=== The request ===
Copy each line where the word "每个人都可以编写提示" occurs.

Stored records
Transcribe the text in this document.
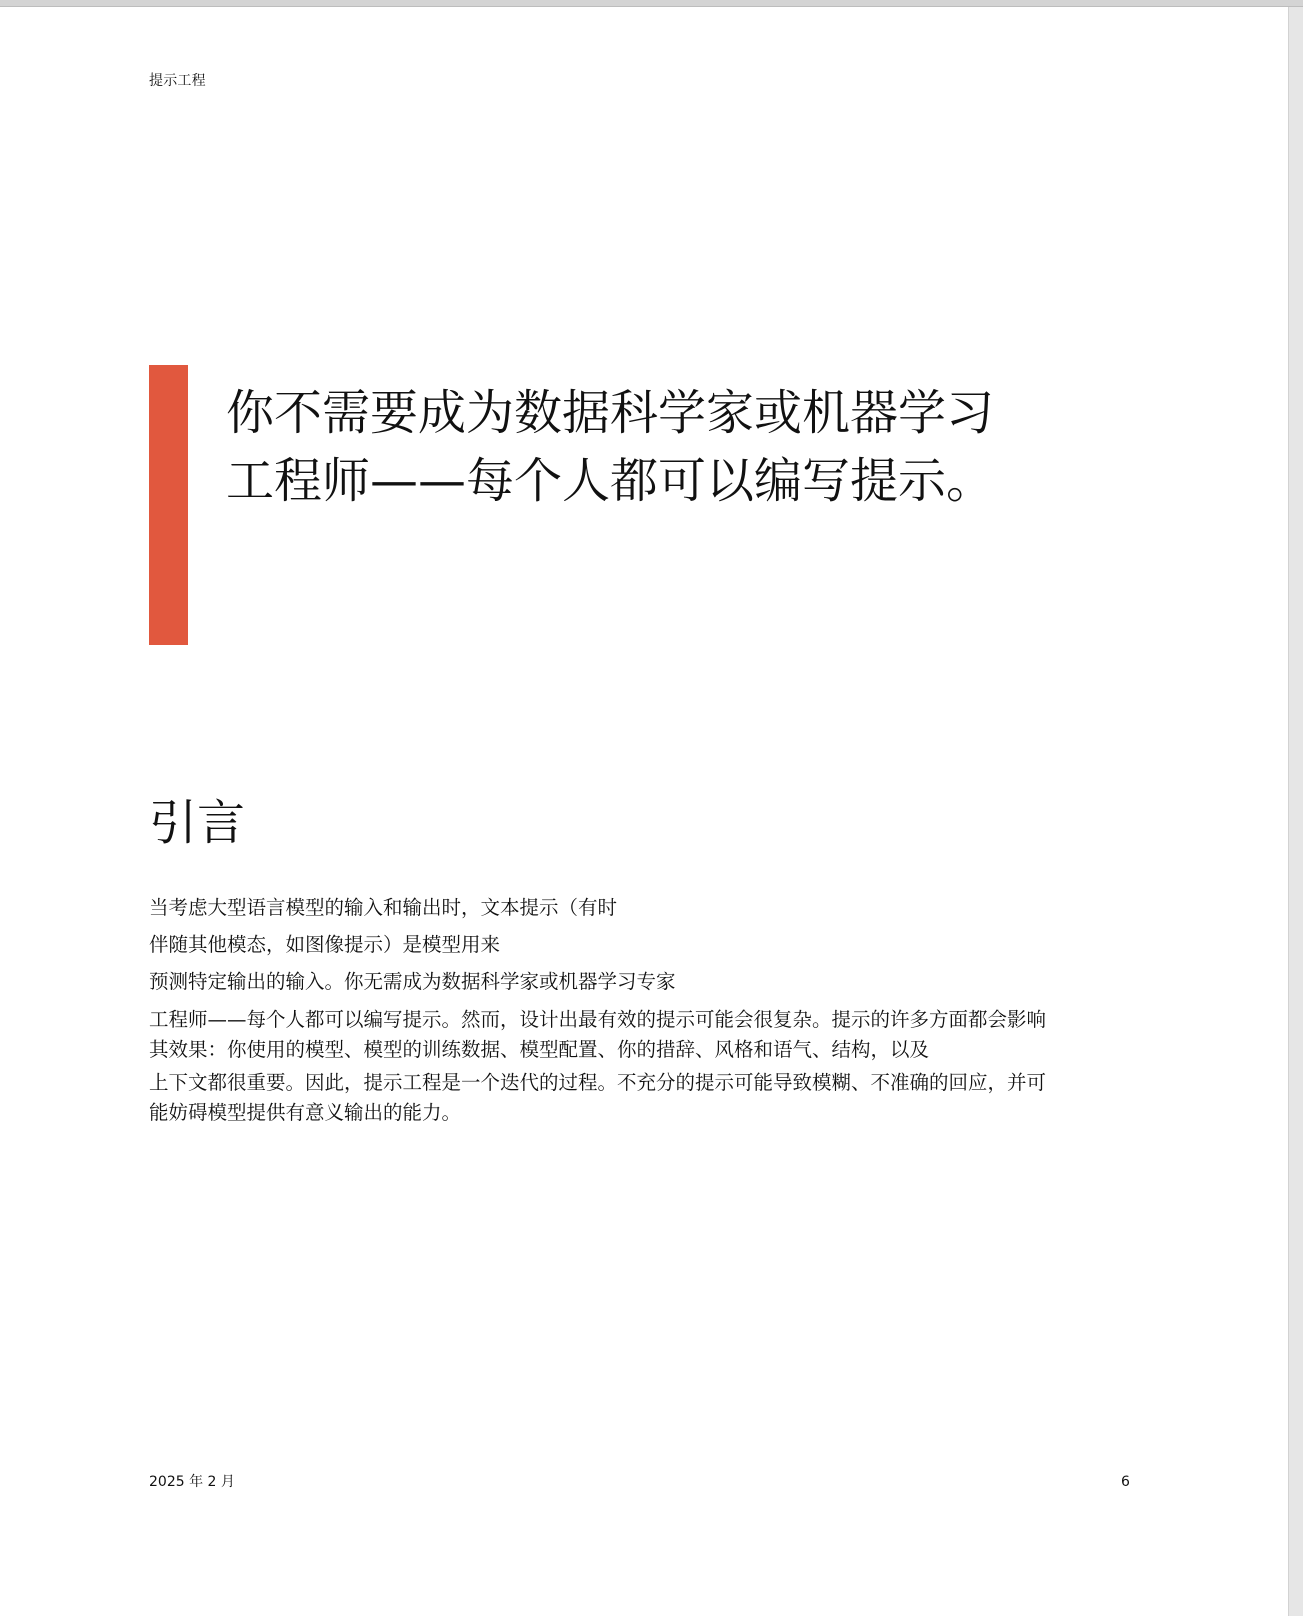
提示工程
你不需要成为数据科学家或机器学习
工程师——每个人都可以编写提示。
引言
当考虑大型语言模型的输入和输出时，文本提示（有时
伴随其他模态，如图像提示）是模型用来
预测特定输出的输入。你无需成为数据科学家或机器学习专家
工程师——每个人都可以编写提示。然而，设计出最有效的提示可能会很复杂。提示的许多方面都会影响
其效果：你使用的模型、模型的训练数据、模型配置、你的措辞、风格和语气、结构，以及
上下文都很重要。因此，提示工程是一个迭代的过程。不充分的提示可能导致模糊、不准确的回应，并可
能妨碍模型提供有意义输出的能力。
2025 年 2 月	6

--

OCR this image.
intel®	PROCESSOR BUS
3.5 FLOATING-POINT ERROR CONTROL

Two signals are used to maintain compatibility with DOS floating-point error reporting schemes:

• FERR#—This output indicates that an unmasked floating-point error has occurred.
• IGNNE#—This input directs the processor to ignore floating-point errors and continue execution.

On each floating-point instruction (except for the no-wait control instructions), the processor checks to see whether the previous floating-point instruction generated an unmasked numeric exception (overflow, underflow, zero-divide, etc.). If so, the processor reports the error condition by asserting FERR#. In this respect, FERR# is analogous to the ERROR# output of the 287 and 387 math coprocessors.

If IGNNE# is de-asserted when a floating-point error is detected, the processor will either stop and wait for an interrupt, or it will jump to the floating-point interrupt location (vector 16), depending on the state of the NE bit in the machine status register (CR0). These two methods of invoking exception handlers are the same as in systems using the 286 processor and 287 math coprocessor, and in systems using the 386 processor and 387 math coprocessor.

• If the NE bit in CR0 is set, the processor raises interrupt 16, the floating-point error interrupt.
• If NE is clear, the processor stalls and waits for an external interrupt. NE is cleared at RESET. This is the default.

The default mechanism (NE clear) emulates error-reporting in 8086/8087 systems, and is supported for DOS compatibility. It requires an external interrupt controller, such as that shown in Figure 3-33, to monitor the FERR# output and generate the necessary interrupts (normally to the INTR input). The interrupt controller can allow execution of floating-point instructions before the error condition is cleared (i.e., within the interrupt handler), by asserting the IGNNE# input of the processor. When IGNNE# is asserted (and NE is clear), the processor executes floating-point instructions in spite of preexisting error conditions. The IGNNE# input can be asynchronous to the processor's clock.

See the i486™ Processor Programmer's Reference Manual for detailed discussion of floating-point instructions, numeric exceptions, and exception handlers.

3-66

=== Task answer ===
工程师——每个人都可以编写提示。
工程师——每个人都可以编写提示。然而，设计出最有效的提示可能会很复杂。提示的许多方面都会影响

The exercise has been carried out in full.